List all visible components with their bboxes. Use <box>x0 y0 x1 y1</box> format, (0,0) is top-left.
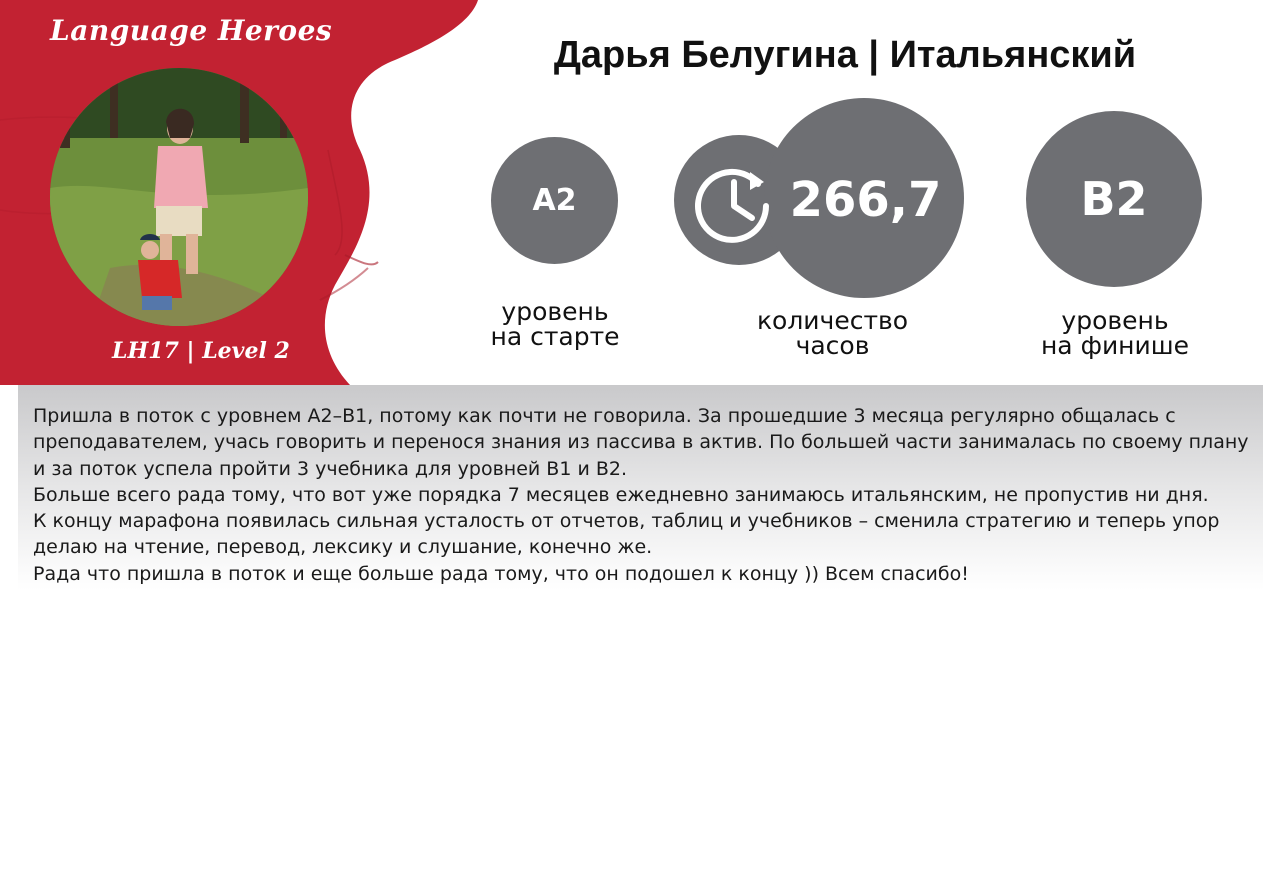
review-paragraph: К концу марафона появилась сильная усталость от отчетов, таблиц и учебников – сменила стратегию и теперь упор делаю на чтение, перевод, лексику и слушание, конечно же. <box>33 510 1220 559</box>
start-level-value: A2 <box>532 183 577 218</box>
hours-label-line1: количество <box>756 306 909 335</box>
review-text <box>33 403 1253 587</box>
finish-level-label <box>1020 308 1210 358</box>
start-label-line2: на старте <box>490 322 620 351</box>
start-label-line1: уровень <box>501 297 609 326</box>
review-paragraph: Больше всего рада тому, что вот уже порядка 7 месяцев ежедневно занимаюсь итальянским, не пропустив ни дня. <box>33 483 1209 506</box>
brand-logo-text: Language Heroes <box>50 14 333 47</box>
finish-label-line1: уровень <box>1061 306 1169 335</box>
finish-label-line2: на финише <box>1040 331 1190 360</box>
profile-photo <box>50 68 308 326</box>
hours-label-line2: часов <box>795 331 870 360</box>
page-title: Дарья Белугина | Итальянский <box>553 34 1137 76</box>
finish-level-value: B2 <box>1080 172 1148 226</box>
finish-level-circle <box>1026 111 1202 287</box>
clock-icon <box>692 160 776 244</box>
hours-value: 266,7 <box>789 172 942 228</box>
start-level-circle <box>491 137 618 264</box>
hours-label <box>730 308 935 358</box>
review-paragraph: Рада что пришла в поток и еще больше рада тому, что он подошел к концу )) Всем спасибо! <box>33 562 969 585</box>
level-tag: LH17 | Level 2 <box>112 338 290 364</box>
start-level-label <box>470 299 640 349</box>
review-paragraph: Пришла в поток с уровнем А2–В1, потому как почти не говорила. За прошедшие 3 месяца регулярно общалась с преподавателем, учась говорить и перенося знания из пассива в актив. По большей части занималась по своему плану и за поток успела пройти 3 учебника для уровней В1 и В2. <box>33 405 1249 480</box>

■ ■ ■ ■ ■ ■ ■

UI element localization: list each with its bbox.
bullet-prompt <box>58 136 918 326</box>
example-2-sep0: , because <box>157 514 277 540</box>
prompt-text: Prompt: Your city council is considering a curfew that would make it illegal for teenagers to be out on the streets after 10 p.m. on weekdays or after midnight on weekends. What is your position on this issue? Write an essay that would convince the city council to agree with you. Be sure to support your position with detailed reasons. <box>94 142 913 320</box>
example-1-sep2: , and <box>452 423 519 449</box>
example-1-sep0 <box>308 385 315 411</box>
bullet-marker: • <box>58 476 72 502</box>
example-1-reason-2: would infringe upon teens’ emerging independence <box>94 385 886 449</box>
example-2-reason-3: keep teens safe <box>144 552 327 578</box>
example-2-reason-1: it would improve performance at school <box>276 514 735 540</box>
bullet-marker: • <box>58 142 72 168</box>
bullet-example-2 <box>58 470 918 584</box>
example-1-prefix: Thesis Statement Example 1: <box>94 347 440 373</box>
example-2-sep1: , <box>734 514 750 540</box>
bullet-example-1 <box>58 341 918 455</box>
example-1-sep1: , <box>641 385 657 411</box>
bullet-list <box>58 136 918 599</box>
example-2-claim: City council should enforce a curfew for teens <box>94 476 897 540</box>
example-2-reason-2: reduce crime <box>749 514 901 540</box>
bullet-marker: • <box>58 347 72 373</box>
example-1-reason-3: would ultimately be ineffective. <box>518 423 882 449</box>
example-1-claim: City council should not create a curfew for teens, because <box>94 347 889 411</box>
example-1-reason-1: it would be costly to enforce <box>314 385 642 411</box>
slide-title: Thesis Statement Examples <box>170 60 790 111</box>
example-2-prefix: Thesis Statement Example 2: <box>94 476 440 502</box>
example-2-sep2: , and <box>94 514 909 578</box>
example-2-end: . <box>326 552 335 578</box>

■ ■ ■ ■ ■ ■ ■

WORK TO BE COMPLETED
Count how many lines above contain the string "level", matching case exactly. Give only the number.

CORRECT RESPONSE
7